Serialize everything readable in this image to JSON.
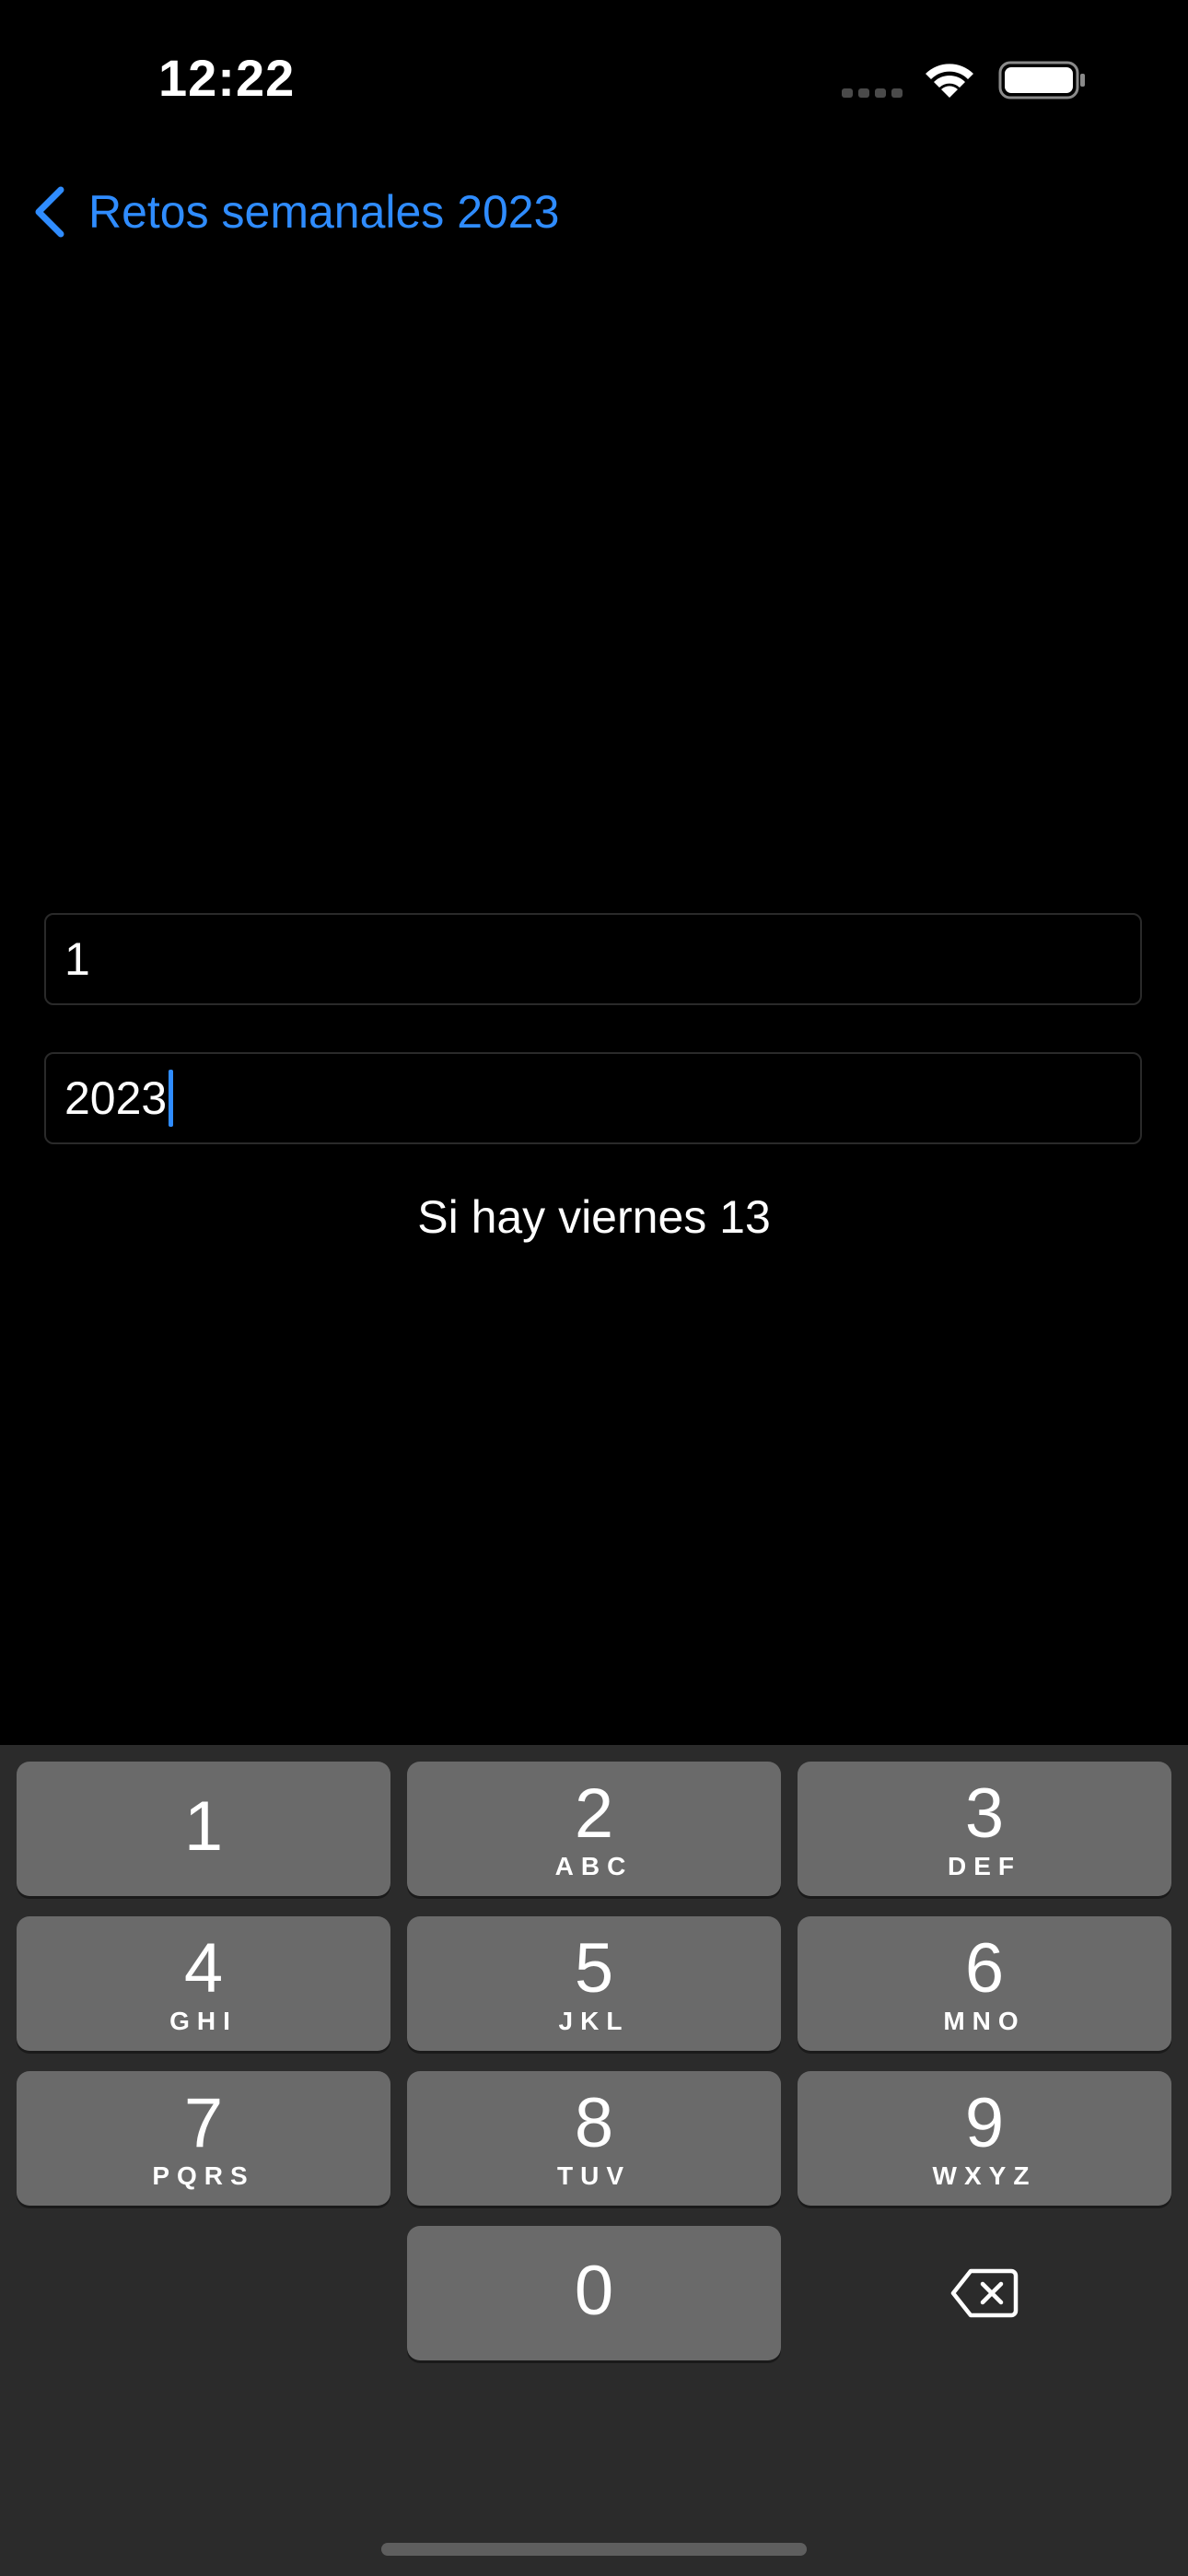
{
  "status_bar": {
    "time": "12:22",
    "icons": [
      "cellular-signal-icon",
      "wifi-icon",
      "battery-icon"
    ]
  },
  "nav": {
    "back_label": "Retos semanales 2023",
    "accent_color": "#2f8cff"
  },
  "form": {
    "field_1_value": "1",
    "field_2_value": "2023",
    "result": "Si hay viernes 13"
  },
  "keyboard": {
    "keys": [
      {
        "digit": "1",
        "letters": ""
      },
      {
        "digit": "2",
        "letters": "ABC"
      },
      {
        "digit": "3",
        "letters": "DEF"
      },
      {
        "digit": "4",
        "letters": "GHI"
      },
      {
        "digit": "5",
        "letters": "JKL"
      },
      {
        "digit": "6",
        "letters": "MNO"
      },
      {
        "digit": "7",
        "letters": "PQRS"
      },
      {
        "digit": "8",
        "letters": "TUV"
      },
      {
        "digit": "9",
        "letters": "WXYZ"
      },
      {
        "digit": "0",
        "letters": ""
      }
    ],
    "delete_icon": "backspace-icon"
  }
}
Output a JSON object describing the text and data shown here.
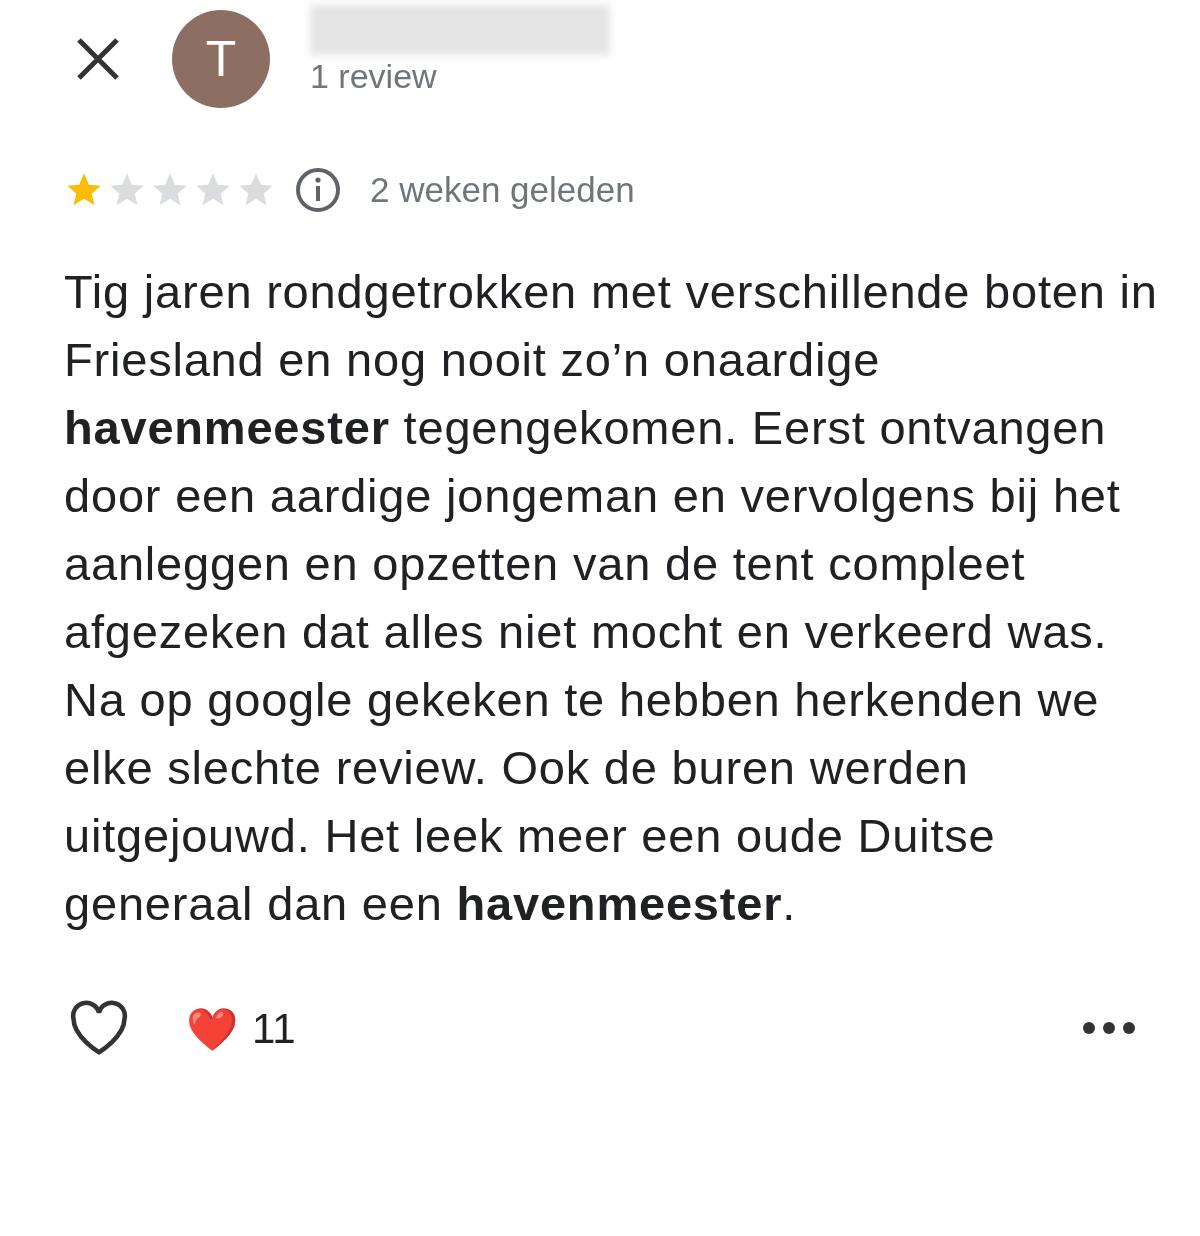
{
  "reviewer": {
    "initial": "T",
    "review_count": "1 review"
  },
  "review": {
    "stars": 1,
    "time": "2 weken geleden",
    "text": "Tig jaren rondgetrokken met verschillende boten in Friesland en nog nooit zo’n onaardige **havenmeester** tegengekomen. Eerst ontvangen door een aardige jongeman en vervolgens bij het aanleggen en opzetten van de tent compleet afgezeken dat alles niet mocht en verkeerd was. Na op google gekeken te hebben herkenden we elke slechte review. Ook de buren werden uitgejouwd. Het leek meer een oude Duitse generaal dan een **havenmeester**."
  },
  "footer": {
    "liked": false,
    "reaction_emoji": "❤️",
    "reaction_count": "11"
  }
}
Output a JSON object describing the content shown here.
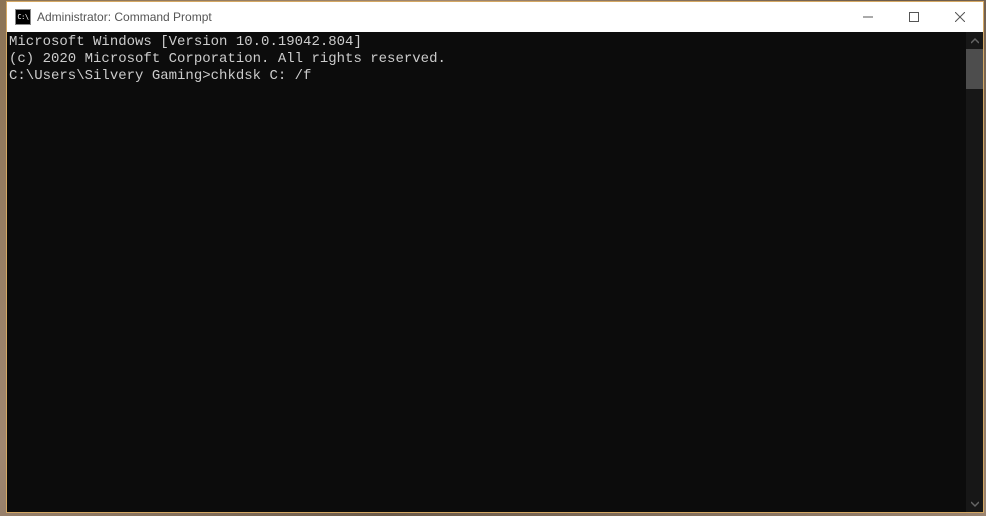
{
  "window": {
    "title": "Administrator: Command Prompt",
    "icon_label": "C:\\"
  },
  "terminal": {
    "line1": "Microsoft Windows [Version 10.0.19042.804]",
    "line2": "(c) 2020 Microsoft Corporation. All rights reserved.",
    "blank": "",
    "prompt": "C:\\Users\\Silvery Gaming>",
    "command": "chkdsk C: /f"
  }
}
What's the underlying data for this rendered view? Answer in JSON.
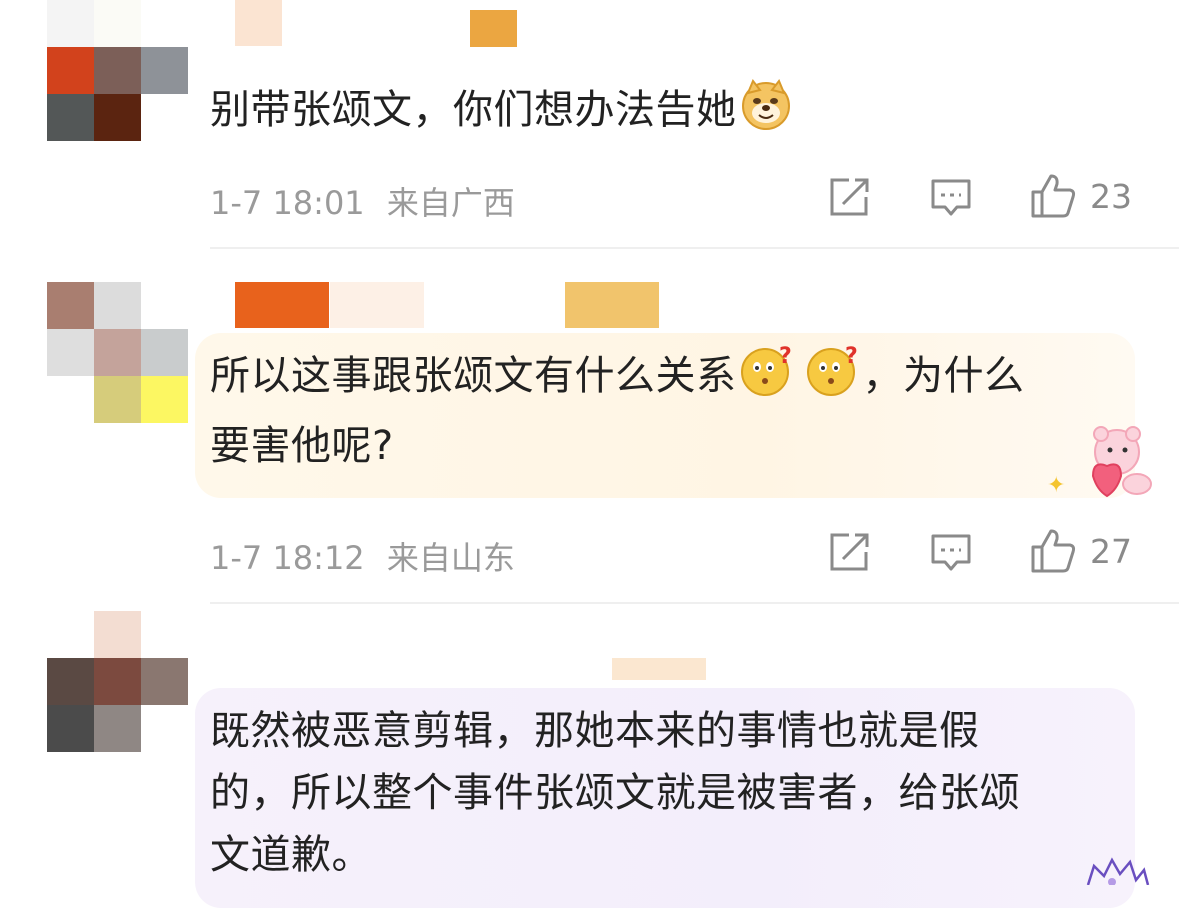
{
  "comments": [
    {
      "text": "别带张颂文，你们想办法告她",
      "time": "1-7 18:01",
      "location": "来自广西",
      "likes": "23",
      "emoji": "doge-emoji"
    },
    {
      "text_line1": "所以这事跟张颂文有什么关系",
      "text_after_emoji": "，为什么",
      "text_line2": "要害他呢?",
      "time": "1-7 18:12",
      "location": "来自山东",
      "likes": "27",
      "emoji": "confused-face-emoji"
    },
    {
      "text_line1": "既然被恶意剪辑，那她本来的事情也就是假",
      "text_line2": "的，所以整个事件张颂文就是被害者，给张颂",
      "text_line3": "文道歉。"
    }
  ],
  "icons": [
    "share-icon",
    "comment-icon",
    "like-icon"
  ],
  "colors": {
    "meta_text": "#9a9a9a",
    "divider": "#efefef",
    "bubble2": "#fff6e6",
    "bubble3": "#f4effb"
  }
}
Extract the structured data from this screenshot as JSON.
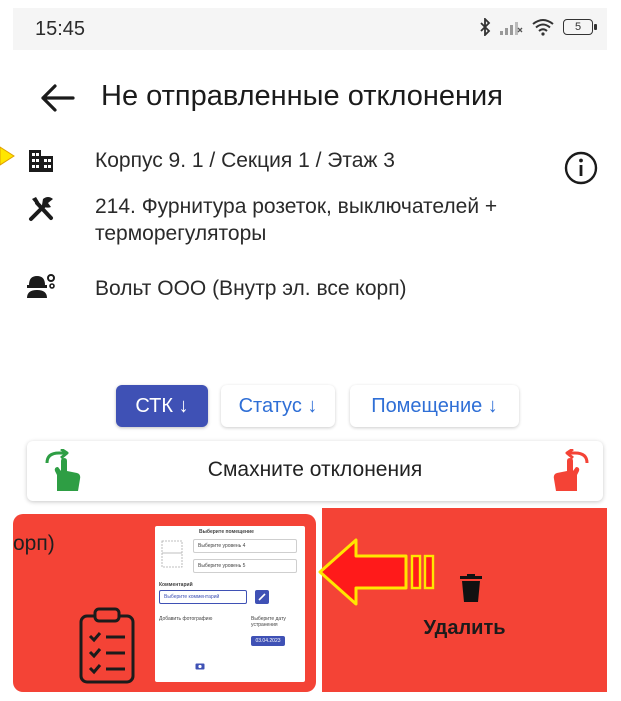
{
  "status_bar": {
    "time": "15:45",
    "battery": "5"
  },
  "header": {
    "title": "Не отправленные отклонения"
  },
  "info": {
    "location": "Корпус 9. 1 / Секция 1 / Этаж 3",
    "work": "214. Фурнитура розеток, выключателей + терморегуляторы",
    "contractor": "Вольт ООО (Внутр эл. все корп)"
  },
  "filters": {
    "chips": [
      {
        "label": "СТК ↓",
        "active": true
      },
      {
        "label": "Статус ↓",
        "active": false
      },
      {
        "label": "Помещение ↓",
        "active": false
      }
    ]
  },
  "swipe": {
    "hint": "Смахните отклонения"
  },
  "card": {
    "partial_text": "орп)",
    "preview": {
      "room_title": "Выберите помещение",
      "level4": "Выберите уровень 4",
      "level5": "Выберите уровень 5",
      "comment_title": "Комментарий",
      "comment_placeholder": "Выберите комментарий",
      "add_photo": "Добавить фотографию",
      "due_date_title": "Выберите дату устранения",
      "due_date": "03.04.2023"
    },
    "delete_label": "Удалить"
  },
  "colors": {
    "accent": "#3f51b5",
    "chip_text": "#2f6fd6",
    "swipe_red": "#f44336",
    "swipe_green": "#2e9e44",
    "annotation_yellow": "#ffe600",
    "annotation_red": "#ff1a1a"
  }
}
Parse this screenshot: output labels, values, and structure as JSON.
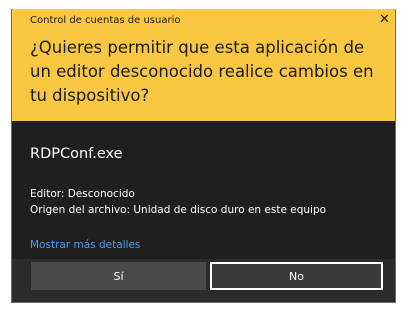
{
  "window": {
    "title": "Control de cuentas de usuario",
    "close_icon": "close-icon"
  },
  "header": {
    "question": "¿Quieres permitir que esta aplicación de un editor desconocido realice cambios en tu dispositivo?"
  },
  "app": {
    "name": "RDPConf.exe",
    "publisher": "Editor: Desconocido",
    "origin": "Origen del archivo: Unidad de disco duro en este equipo"
  },
  "links": {
    "details": "Mostrar más detalles"
  },
  "buttons": {
    "yes": "Sí",
    "no": "No"
  },
  "colors": {
    "header_bg": "#f9c742",
    "body_bg": "#1f1f1f",
    "link": "#4aa0f0"
  }
}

:::

**TASK OBJECTIVE:**
Copy out the records above in full, exactly as written, but not the pictures.

**RESULT FOR THIS EXERCISE:**
Serialize everything readable in this image to JSON.
{
  "status_bar": {
    "time": "12:22",
    "icons": [
      "cellular-signal-icon",
      "wifi-icon",
      "battery-icon"
    ]
  },
  "nav": {
    "back_label": "Retos semanales 2023",
    "accent_color": "#2f8cff"
  },
  "form": {
    "field_1_value": "1",
    "field_2_value": "2023",
    "result": "Si hay viernes 13"
  },
  "keyboard": {
    "keys": [
      {
        "digit": "1",
        "letters": ""
      },
      {
        "digit": "2",
        "letters": "ABC"
      },
      {
        "digit": "3",
        "letters": "DEF"
      },
      {
        "digit": "4",
        "letters": "GHI"
      },
      {
        "digit": "5",
        "letters": "JKL"
      },
      {
        "digit": "6",
        "letters": "MNO"
      },
      {
        "digit": "7",
        "letters": "PQRS"
      },
      {
        "digit": "8",
        "letters": "TUV"
      },
      {
        "digit": "9",
        "letters": "WXYZ"
      },
      {
        "digit": "0",
        "letters": ""
      }
    ],
    "delete_icon": "backspace-icon"
  }
}
Output a JSON object describing the text and data shown here.
{
  "reviewer": {
    "initial": "T",
    "review_count": "1 review"
  },
  "review": {
    "stars": 1,
    "time": "2 weken geleden",
    "text": "Tig jaren rondgetrokken met verschillende boten in Friesland en nog nooit zo’n onaardige **havenmeester** tegengekomen. Eerst ontvangen door een aardige jongeman en vervolgens bij het aanleggen en opzetten van de tent compleet afgezeken dat alles niet mocht en verkeerd was. Na op google gekeken te hebben herkenden we elke slechte review. Ook de buren werden uitgejouwd. Het leek meer een oude Duitse generaal dan een **havenmeester**."
  },
  "footer": {
    "liked": false,
    "reaction_emoji": "❤️",
    "reaction_count": "11"
  }
}
Output a JSON object describing the content shown here.
{
  "window": {
    "title": "Administrator: Command Prompt",
    "icon_label": "C:\\"
  },
  "terminal": {
    "line1": "Microsoft Windows [Version 10.0.19042.804]",
    "line2": "(c) 2020 Microsoft Corporation. All rights reserved.",
    "blank": "",
    "prompt": "C:\\Users\\Silvery Gaming>",
    "command": "chkdsk C: /f"
  }
}
What's the underlying data for this rendered view? Answer in JSON.
{
  "comments": [
    {
      "text": "别带张颂文，你们想办法告她",
      "time": "1-7 18:01",
      "location": "来自广西",
      "likes": "23",
      "emoji": "doge-emoji"
    },
    {
      "text_line1": "所以这事跟张颂文有什么关系",
      "text_after_emoji": "，为什么",
      "text_line2": "要害他呢?",
      "time": "1-7 18:12",
      "location": "来自山东",
      "likes": "27",
      "emoji": "confused-face-emoji"
    },
    {
      "text_line1": "既然被恶意剪辑，那她本来的事情也就是假",
      "text_line2": "的，所以整个事件张颂文就是被害者，给张颂",
      "text_line3": "文道歉。"
    }
  ],
  "icons": [
    "share-icon",
    "comment-icon",
    "like-icon"
  ],
  "colors": {
    "meta_text": "#9a9a9a",
    "divider": "#efefef",
    "bubble2": "#fff6e6",
    "bubble3": "#f4effb"
  }
}
Extract the structured data from this screenshot as JSON.
{
  "status_bar": {
    "time": "15:45",
    "battery": "5"
  },
  "header": {
    "title": "Не отправленные отклонения"
  },
  "info": {
    "location": "Корпус 9. 1 / Секция 1 / Этаж 3",
    "work": "214. Фурнитура розеток, выключателей + терморегуляторы",
    "contractor": "Вольт ООО (Внутр эл. все корп)"
  },
  "filters": {
    "chips": [
      {
        "label": "СТК ↓",
        "active": true
      },
      {
        "label": "Статус ↓",
        "active": false
      },
      {
        "label": "Помещение ↓",
        "active": false
      }
    ]
  },
  "swipe": {
    "hint": "Смахните отклонения"
  },
  "card": {
    "partial_text": "орп)",
    "preview": {
      "room_title": "Выберите помещение",
      "level4": "Выберите уровень 4",
      "level5": "Выберите уровень 5",
      "comment_title": "Комментарий",
      "comment_placeholder": "Выберите комментарий",
      "add_photo": "Добавить фотографию",
      "due_date_title": "Выберите дату устранения",
      "due_date": "03.04.2023"
    },
    "delete_label": "Удалить"
  },
  "colors": {
    "accent": "#3f51b5",
    "chip_text": "#2f6fd6",
    "swipe_red": "#f44336",
    "swipe_green": "#2e9e44",
    "annotation_yellow": "#ffe600",
    "annotation_red": "#ff1a1a"
  }
}
Parse this screenshot: output labels, values, and structure as JSON.
{
  "window": {
    "title": "Control de cuentas de usuario",
    "close_icon": "close-icon"
  },
  "header": {
    "question": "¿Quieres permitir que esta aplicación de un editor desconocido realice cambios en tu dispositivo?"
  },
  "app": {
    "name": "RDPConf.exe",
    "publisher": "Editor: Desconocido",
    "origin": "Origen del archivo: Unidad de disco duro en este equipo"
  },
  "links": {
    "details": "Mostrar más detalles"
  },
  "buttons": {
    "yes": "Sí",
    "no": "No"
  },
  "colors": {
    "header_bg": "#f9c742",
    "body_bg": "#1f1f1f",
    "link": "#4aa0f0"
  }
}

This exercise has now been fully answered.